# [Problem details]
Pictures do not belong in the copy. Return all of the entries exactly.

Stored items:
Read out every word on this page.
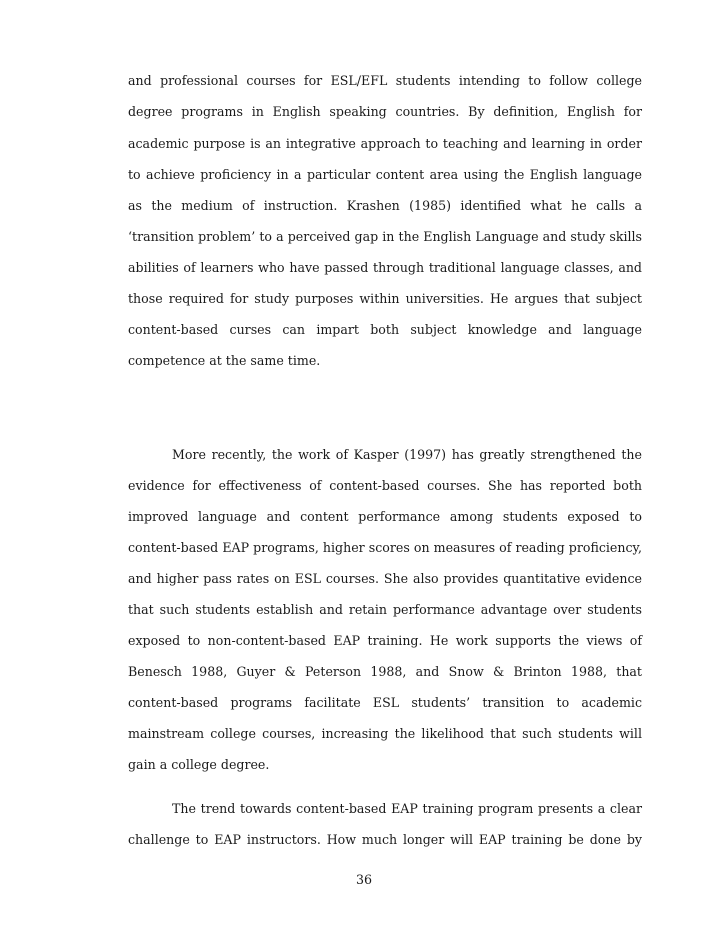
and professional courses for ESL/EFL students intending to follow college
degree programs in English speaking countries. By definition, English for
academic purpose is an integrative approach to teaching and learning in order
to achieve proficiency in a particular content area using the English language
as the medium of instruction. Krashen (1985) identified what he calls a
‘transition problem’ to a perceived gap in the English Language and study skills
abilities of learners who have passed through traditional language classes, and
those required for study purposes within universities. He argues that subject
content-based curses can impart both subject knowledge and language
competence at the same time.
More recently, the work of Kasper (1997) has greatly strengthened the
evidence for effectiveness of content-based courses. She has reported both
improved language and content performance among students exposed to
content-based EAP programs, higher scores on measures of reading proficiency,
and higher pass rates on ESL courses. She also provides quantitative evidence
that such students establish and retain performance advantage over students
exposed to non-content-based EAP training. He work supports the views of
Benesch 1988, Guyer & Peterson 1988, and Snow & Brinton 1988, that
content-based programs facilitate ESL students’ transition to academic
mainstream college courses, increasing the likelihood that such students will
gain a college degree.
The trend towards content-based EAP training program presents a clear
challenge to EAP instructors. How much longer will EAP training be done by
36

# [Task answer]
Read out every word on this page.
and professional courses for ESL/EFL students intending to follow college
degree programs in English speaking countries. By definition, English for
academic purpose is an integrative approach to teaching and learning in order
to achieve proficiency in a particular content area using the English language
as the medium of instruction. Krashen (1985) identified what he calls a
‘transition problem’ to a perceived gap in the English Language and study skills
abilities of learners who have passed through traditional language classes, and
those required for study purposes within universities. He argues that subject
content-based curses can impart both subject knowledge and language
competence at the same time.
More recently, the work of Kasper (1997) has greatly strengthened the
evidence for effectiveness of content-based courses. She has reported both
improved language and content performance among students exposed to
content-based EAP programs, higher scores on measures of reading proficiency,
and higher pass rates on ESL courses. She also provides quantitative evidence
that such students establish and retain performance advantage over students
exposed to non-content-based EAP training. He work supports the views of
Benesch 1988, Guyer & Peterson 1988, and Snow & Brinton 1988, that
content-based programs facilitate ESL students’ transition to academic
mainstream college courses, increasing the likelihood that such students will
gain a college degree.
The trend towards content-based EAP training program presents a clear
challenge to EAP instructors. How much longer will EAP training be done by
36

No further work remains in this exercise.